Brief 1: For the language modeling passage below, decide whether each statement agrees with it: (a) a language model expressed as in Equation 1 is called autoregressive; (b) ε-augmented language models can perform computations longer than the length of the string they generate; (c) the paper works with strong equivalence. For each, answer yes or no and quote the deciding words of the passage.

Extract provided:
□ □ □ □ □

Finite State Automata

Language Modeling


Most modern neural LMs define the probability \( \plm\left(\str\right) \) of a string \( \str \in \kleene{\alphabet} \) as a product of conditional probability distributions \( \plm \), i.e., \begin{equation} \plm\left(\str\right) \defeq \plm\left(\eos\mid\str\right) \prod_{t = 1}^{|\str|} \plm\left(\symt \mid \strlt\right), \end{equation} where \( \eos \notin \alphabet \) is a special end-of-sequence symbol.

A language model expressed as in Equation 1 is called autoregressive. Let \( \eosalphabet \defeq \alphabet \cup \left\{\eos\right\} \). Then, each \( \plm\left(\eossym_t \mid \strlt\right) \) is a distribution over \( \eosalphabet \). Additionally, we may also consider \( \varepsilon \)-augmented language models where each \( \plm \) is a distribution over \( \eosalphabet \cup \{ \varepsilon \} \) where \( \varepsilon \not\in \alphabet \) is a special symbol not in the alphabet that represents the empty string. This allows the language model to perform computations longer than the length of the string it generates. An autoregressive language model is called real-time if each \( \plm \) is only a distribution over \( \eosalphabet \), i.e., not over \( \eosalphabet \cup \{ \varepsilon \} \).

At a high level, we are interested in encoding real-time LMs as RNN LMs. To do so, we need a notion of equivalence between language models. In this paper, we will work with weak equivalence.

□ □ □ □ □

Brief 2: In the rows, rewrite the lines starting at the one containing "Patent image size: (982, 924)." and ending at the one containing "The aperture 41 is at (546, 332).", putting "partial side view" in place of "partial plan view" and leaving everything else unchanged.

□ □ □ □ □

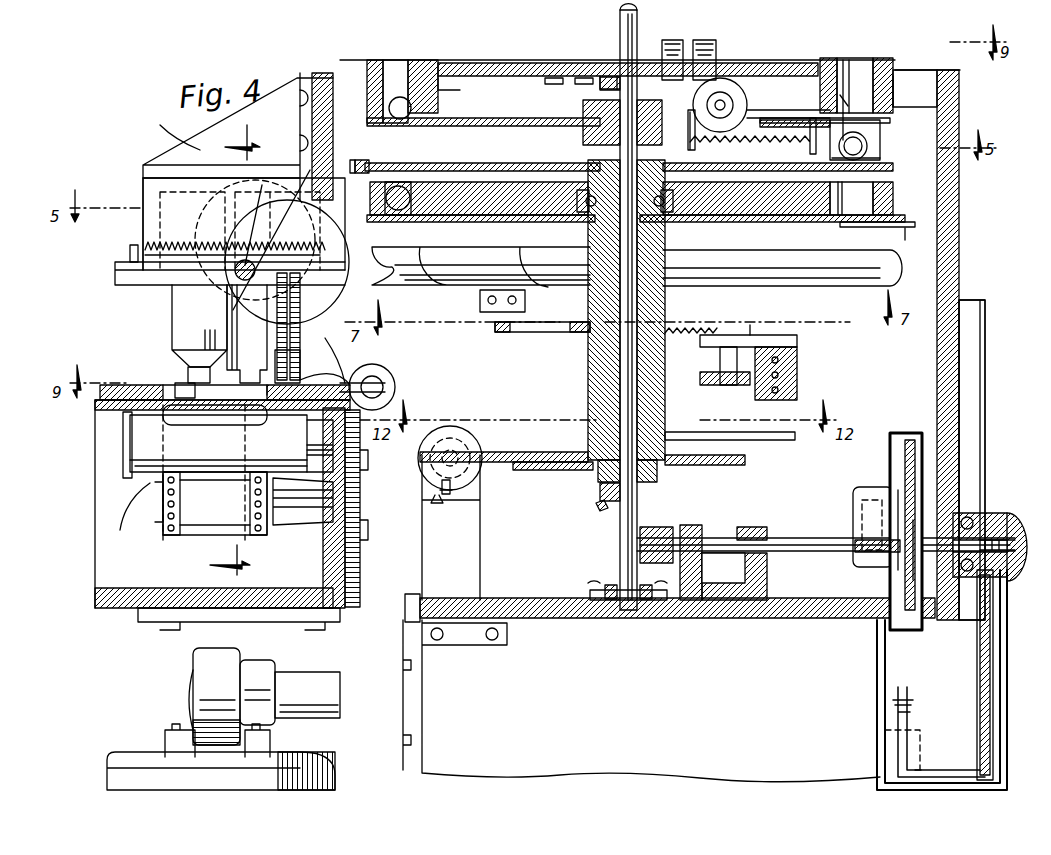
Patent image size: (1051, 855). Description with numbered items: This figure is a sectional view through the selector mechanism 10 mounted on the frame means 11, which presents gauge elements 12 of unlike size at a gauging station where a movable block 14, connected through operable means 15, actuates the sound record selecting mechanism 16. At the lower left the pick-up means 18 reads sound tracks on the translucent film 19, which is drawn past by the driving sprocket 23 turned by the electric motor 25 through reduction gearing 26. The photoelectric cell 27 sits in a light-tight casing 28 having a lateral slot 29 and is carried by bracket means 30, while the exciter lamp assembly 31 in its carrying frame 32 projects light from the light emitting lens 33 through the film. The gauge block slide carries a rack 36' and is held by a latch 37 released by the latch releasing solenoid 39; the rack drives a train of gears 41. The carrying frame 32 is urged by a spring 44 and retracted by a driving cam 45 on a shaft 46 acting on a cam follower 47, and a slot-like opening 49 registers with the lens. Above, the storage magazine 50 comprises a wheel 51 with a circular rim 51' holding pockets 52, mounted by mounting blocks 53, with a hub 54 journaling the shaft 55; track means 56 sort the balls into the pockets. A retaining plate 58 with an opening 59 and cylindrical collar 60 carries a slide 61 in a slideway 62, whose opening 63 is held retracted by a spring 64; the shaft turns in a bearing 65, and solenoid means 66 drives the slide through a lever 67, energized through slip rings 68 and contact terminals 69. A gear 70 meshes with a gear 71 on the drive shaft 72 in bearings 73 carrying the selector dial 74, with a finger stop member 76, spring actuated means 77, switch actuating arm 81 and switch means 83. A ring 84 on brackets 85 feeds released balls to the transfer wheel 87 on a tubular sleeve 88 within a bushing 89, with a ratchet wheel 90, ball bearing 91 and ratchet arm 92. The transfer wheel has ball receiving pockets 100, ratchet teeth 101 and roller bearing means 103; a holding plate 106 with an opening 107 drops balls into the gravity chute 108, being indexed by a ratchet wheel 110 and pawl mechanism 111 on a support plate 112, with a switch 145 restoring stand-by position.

The selector mechanism 10 is at (155, 126).
The frame means 11 is at (312, 127).
The gauge elements 12 is at (403, 118).
The movable block 14 is at (235, 350).
The operable means 15 is at (378, 350).
The sound record selecting mechanism 16 is at (130, 330).
The light sensitive pick-up means 18 is at (125, 532).
The translucent film 19 is at (195, 415).
The driving sprocket 23 is at (211, 503).
The electric motor 25 is at (138, 762).
The reduction gearing 26 is at (388, 590).
The photoelectric cell 27 is at (180, 390).
The light-tight casing 28 is at (125, 436).
The lateral slot 29 is at (245, 422).
The bracket means 30 is at (303, 501).
The exciter lamp assembly 31 is at (170, 226).
The carrying frame 32 is at (195, 255).
The light emitting lens 33 is at (172, 343).
The rack 36' is at (274, 326).
The latch 37 is at (335, 372).
The latch releasing solenoid 39 is at (395, 380).
The train of gears 41 is at (313, 352).
The spring 44 is at (248, 230).
The driving cam 45 is at (165, 205).
The shaft 46 is at (225, 300).
The cam follower 47 is at (153, 270).
The slot-like opening 49 is at (205, 395).
The storage magazine 50 is at (905, 42).
The wheel 51 is at (628, 56).
The circular rim 51' is at (683, 91).
The pockets 52 is at (420, 75).
The mounting blocks 53 is at (322, 73).
The hub 54 is at (603, 80).
The shaft 55 is at (638, 38).
The track means 56 is at (376, 60).
The retaining plate 58 is at (497, 113).
The opening 59 is at (875, 128).
The cylindrical collar 60 is at (870, 155).
The slide 61 is at (890, 120).
The slideway 62 is at (770, 118).
The opening 63 is at (853, 106).
The spring 64 is at (745, 145).
The bearing 65 is at (598, 598).
The solenoid means 66 is at (730, 85).
The lever 67 is at (762, 95).
The slip rings 68 is at (584, 85).
The contact terminals 69 is at (705, 40).
The gear 70 is at (600, 512).
The gear 71 is at (660, 527).
The drive shaft 72 is at (798, 538).
The bearings 73 is at (705, 530).
The selector dial 74 is at (985, 416).
The finger stop member 76 is at (1007, 755).
The spring actuated means 77 is at (890, 478).
The switch actuating arm 81 is at (983, 680).
The switch means 83 is at (920, 740).
The ring 84 is at (540, 170).
The brackets 85 is at (365, 160).
The transfer wheel 87 is at (775, 222).
The tubular sleeve 88 is at (575, 368).
The bushing 89 is at (668, 240).
The ratchet wheel 90 is at (545, 470).
The ball bearing 91 is at (680, 450).
The ratchet arm 92 is at (525, 452).
The ball receiving pockets 100 is at (893, 195).
The ratchet teeth 101 is at (370, 215).
The roller bearing means 103 is at (588, 182).
The holding plate 106 is at (480, 222).
The opening 107 is at (855, 228).
The gravity chute 108 is at (450, 283).
The ratchet wheel 110 is at (500, 332).
The pawl mechanism 111 is at (832, 335).
The support plate 112 is at (738, 432).
The switch 145 is at (908, 232).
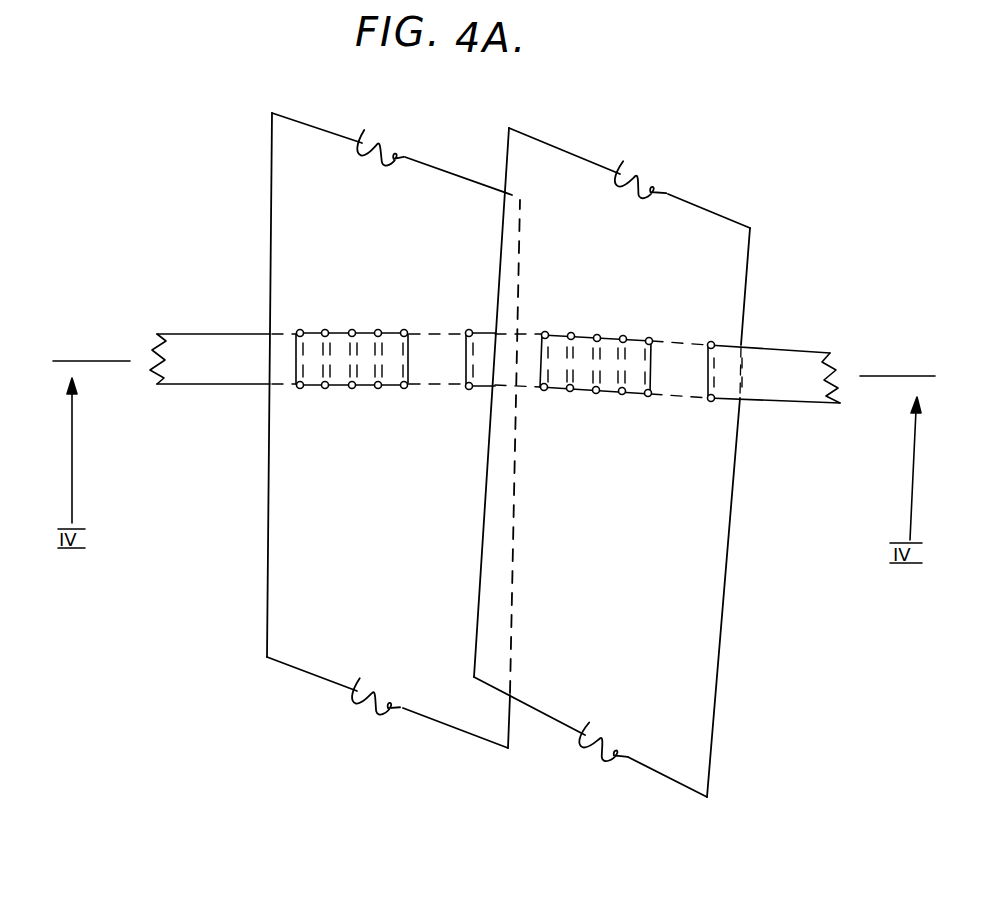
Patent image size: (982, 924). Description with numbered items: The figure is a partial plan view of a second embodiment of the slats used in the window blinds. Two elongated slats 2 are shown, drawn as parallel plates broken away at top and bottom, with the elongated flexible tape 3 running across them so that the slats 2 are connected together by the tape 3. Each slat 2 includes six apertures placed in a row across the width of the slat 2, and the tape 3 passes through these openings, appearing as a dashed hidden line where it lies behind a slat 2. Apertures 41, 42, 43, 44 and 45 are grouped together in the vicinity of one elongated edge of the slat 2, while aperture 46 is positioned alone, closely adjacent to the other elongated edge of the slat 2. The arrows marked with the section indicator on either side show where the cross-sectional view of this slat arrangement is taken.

The slat 2 is at (703, 634).
The flexible tape 3 is at (806, 366).
The aperture 41 is at (546, 332).
The aperture 42 is at (574, 333).
The aperture 43 is at (599, 335).
The aperture 44 is at (625, 336).
The aperture 45 is at (651, 338).
The aperture 46 is at (709, 343).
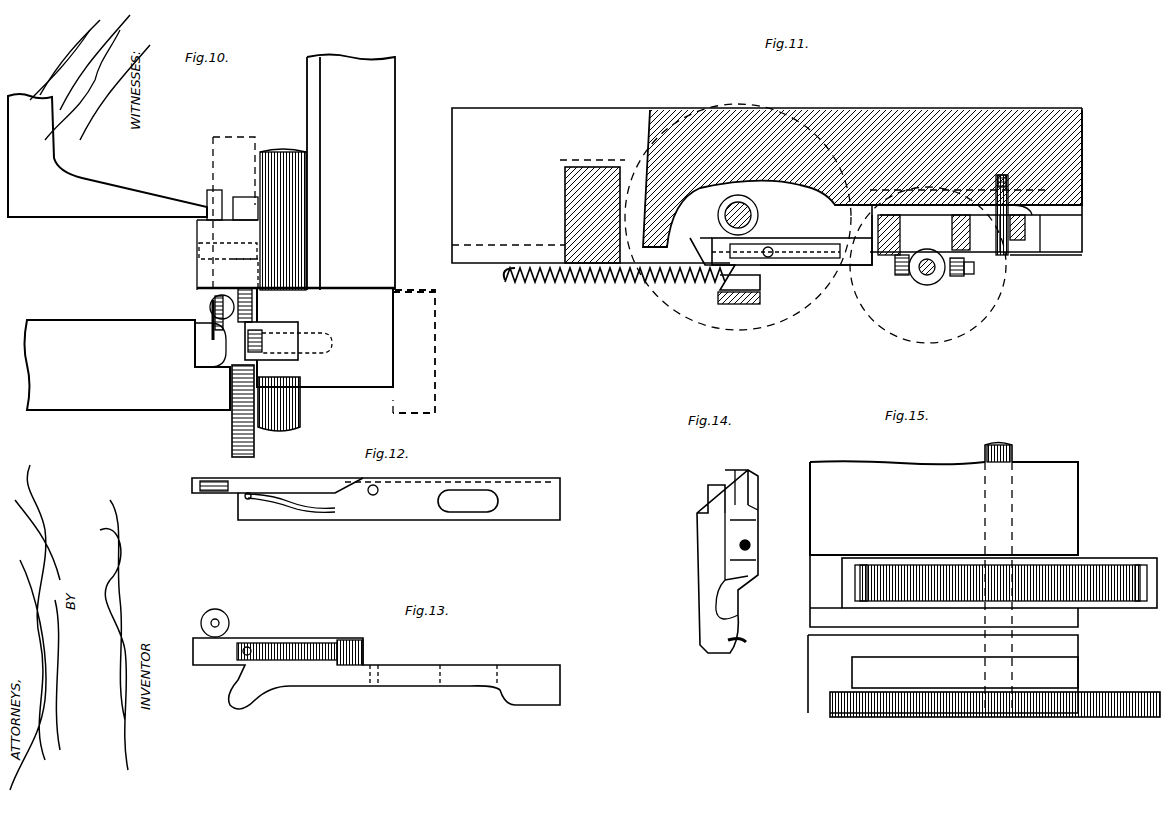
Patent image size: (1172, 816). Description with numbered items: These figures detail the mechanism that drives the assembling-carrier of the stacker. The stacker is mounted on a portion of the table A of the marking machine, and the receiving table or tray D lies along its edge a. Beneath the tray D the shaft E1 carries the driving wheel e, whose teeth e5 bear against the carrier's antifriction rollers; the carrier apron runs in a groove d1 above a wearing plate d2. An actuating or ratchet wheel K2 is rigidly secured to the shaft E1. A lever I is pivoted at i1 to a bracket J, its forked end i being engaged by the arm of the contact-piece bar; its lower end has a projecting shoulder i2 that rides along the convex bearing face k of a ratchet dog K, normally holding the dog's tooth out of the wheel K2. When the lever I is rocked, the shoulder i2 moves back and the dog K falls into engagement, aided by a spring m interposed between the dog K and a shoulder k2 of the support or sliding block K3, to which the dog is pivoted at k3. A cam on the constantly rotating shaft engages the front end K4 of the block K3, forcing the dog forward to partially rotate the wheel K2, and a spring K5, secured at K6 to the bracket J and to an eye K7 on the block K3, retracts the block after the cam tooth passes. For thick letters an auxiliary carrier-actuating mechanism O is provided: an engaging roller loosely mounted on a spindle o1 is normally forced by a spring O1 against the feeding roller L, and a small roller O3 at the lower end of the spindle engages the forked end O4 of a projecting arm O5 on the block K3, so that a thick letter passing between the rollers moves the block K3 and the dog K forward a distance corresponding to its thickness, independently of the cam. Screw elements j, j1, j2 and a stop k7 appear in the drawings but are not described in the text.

□ □ □ □ □

Finished answer 1:
(a) Yes: "A language model expressed as in Equation 1 is called autoregressive."
(b) Yes: "This allows the language model to perform computations longer than the length of the string it generates."
(c) No: "In this paper, we will work with weak equivalence."

Finished answer 2:
Patent image size: (982, 924). Description with numbered items: The figure is a partial side view of a second embodiment of the slats used in the window blinds. Two elongated slats 2 are shown, drawn as parallel plates broken away at top and bottom, with the elongated flexible tape 3 running across them so that the slats 2 are connected together by the tape 3. Each slat 2 includes six apertures placed in a row across the width of the slat 2, and the tape 3 passes through these openings, appearing as a dashed hidden line where it lies behind a slat 2. Apertures 41, 42, 43, 44 and 45 are grouped together in the vicinity of one elongated edge of the slat 2, while aperture 46 is positioned alone, closely adjacent to the other elongated edge of the slat 2. The arrows marked with the section indicator on either side show where the cross-sectional view of this slat arrangement is taken.

The slat 2 is at (703, 634).
The flexible tape 3 is at (806, 366).
The aperture 41 is at (546, 332).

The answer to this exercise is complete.